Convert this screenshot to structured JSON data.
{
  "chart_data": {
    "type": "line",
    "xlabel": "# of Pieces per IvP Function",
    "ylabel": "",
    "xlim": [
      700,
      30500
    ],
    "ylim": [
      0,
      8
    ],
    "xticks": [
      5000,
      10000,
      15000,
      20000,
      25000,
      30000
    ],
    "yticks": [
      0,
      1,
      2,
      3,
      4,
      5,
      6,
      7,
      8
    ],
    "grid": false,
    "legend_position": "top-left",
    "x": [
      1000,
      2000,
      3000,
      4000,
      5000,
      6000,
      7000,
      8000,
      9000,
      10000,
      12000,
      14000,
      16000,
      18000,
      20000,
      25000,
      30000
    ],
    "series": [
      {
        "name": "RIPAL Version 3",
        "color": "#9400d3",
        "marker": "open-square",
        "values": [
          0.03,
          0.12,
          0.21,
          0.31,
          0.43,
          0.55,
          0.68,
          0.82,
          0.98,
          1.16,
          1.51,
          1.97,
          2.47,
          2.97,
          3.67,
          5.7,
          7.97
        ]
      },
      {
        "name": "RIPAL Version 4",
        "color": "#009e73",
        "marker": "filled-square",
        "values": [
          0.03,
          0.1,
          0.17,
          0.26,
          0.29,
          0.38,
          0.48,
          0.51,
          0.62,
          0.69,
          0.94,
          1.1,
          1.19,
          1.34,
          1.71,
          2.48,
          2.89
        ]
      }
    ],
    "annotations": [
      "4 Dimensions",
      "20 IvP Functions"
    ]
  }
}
════
Aim:
Say how many lines of the data include the word "square". Respond with the number alone.

The output:
2